Prompt: Pictures aside, quote the whole listing exactly.

--- begin Input material ---

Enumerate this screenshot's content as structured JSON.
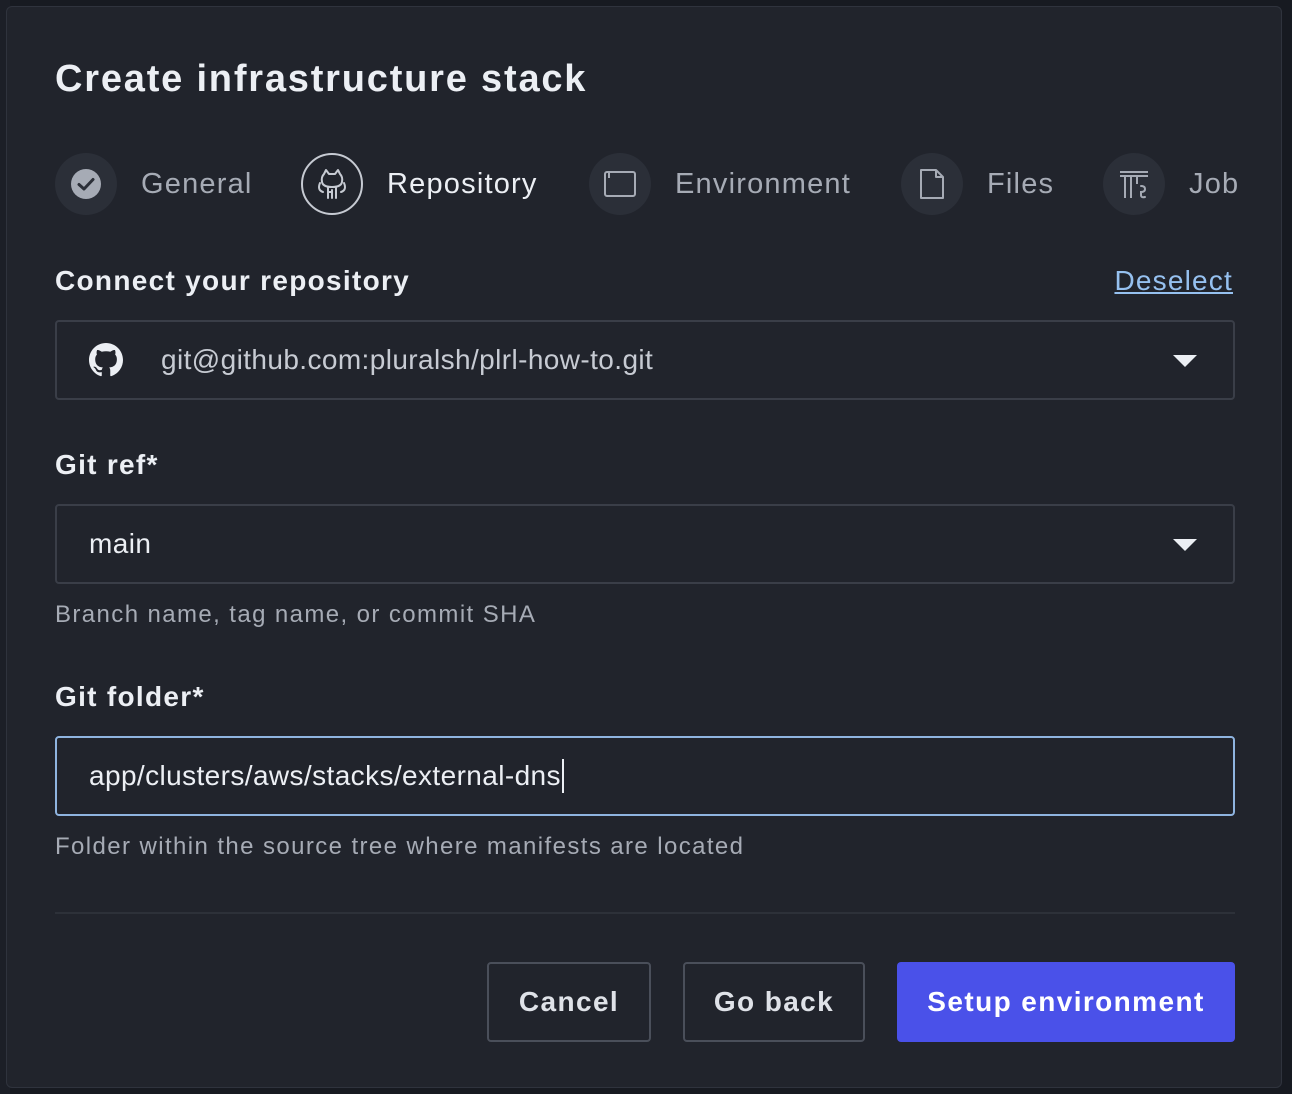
{
  "modal": {
    "title": "Create infrastructure stack"
  },
  "stepper": {
    "steps": [
      {
        "label": "General",
        "icon": "checkmark-icon",
        "state": "completed"
      },
      {
        "label": "Repository",
        "icon": "git-cat-icon",
        "state": "active"
      },
      {
        "label": "Environment",
        "icon": "terminal-window-icon",
        "state": "pending"
      },
      {
        "label": "Files",
        "icon": "file-icon",
        "state": "pending"
      },
      {
        "label": "Job",
        "icon": "job-icon",
        "state": "pending"
      }
    ]
  },
  "repository": {
    "label": "Connect your repository",
    "deselect_label": "Deselect",
    "selected_repo": "git@github.com:pluralsh/plrl-how-to.git",
    "icon": "github-icon"
  },
  "git_ref": {
    "label": "Git ref*",
    "value": "main",
    "hint": "Branch name, tag name, or commit SHA"
  },
  "git_folder": {
    "label": "Git folder*",
    "value": "app/clusters/aws/stacks/external-dns",
    "hint": "Folder within the source tree where manifests are located"
  },
  "actions": {
    "cancel_label": "Cancel",
    "back_label": "Go back",
    "next_label": "Setup environment"
  },
  "colors": {
    "background": "#21242c",
    "primary": "#4a51e9",
    "link": "#96c1f0",
    "focus_border": "#8fb4e0"
  }
}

--- end Input material ---

Finished answer:
Enumerate this screenshot's content as structured JSON.
{
  "modal": {
    "title": "Create infrastructure stack"
  },
  "stepper": {
    "steps": [
      {
        "label": "General",
        "icon": "checkmark-icon",
        "state": "completed"
      },
      {
        "label": "Repository",
        "icon": "git-cat-icon",
        "state": "active"
      },
      {
        "label": "Environment",
        "icon": "terminal-window-icon",
        "state": "pending"
      },
      {
        "label": "Files",
        "icon": "file-icon",
        "state": "pending"
      },
      {
        "label": "Job",
        "icon": "job-icon",
        "state": "pending"
      }
    ]
  },
  "repository": {
    "label": "Connect your repository",
    "deselect_label": "Deselect",
    "selected_repo": "git@github.com:pluralsh/plrl-how-to.git",
    "icon": "github-icon"
  },
  "git_ref": {
    "label": "Git ref*",
    "value": "main",
    "hint": "Branch name, tag name, or commit SHA"
  },
  "git_folder": {
    "label": "Git folder*",
    "value": "app/clusters/aws/stacks/external-dns",
    "hint": "Folder within the source tree where manifests are located"
  },
  "actions": {
    "cancel_label": "Cancel",
    "back_label": "Go back",
    "next_label": "Setup environment"
  },
  "colors": {
    "background": "#21242c",
    "primary": "#4a51e9",
    "link": "#96c1f0",
    "focus_border": "#8fb4e0"
  }
}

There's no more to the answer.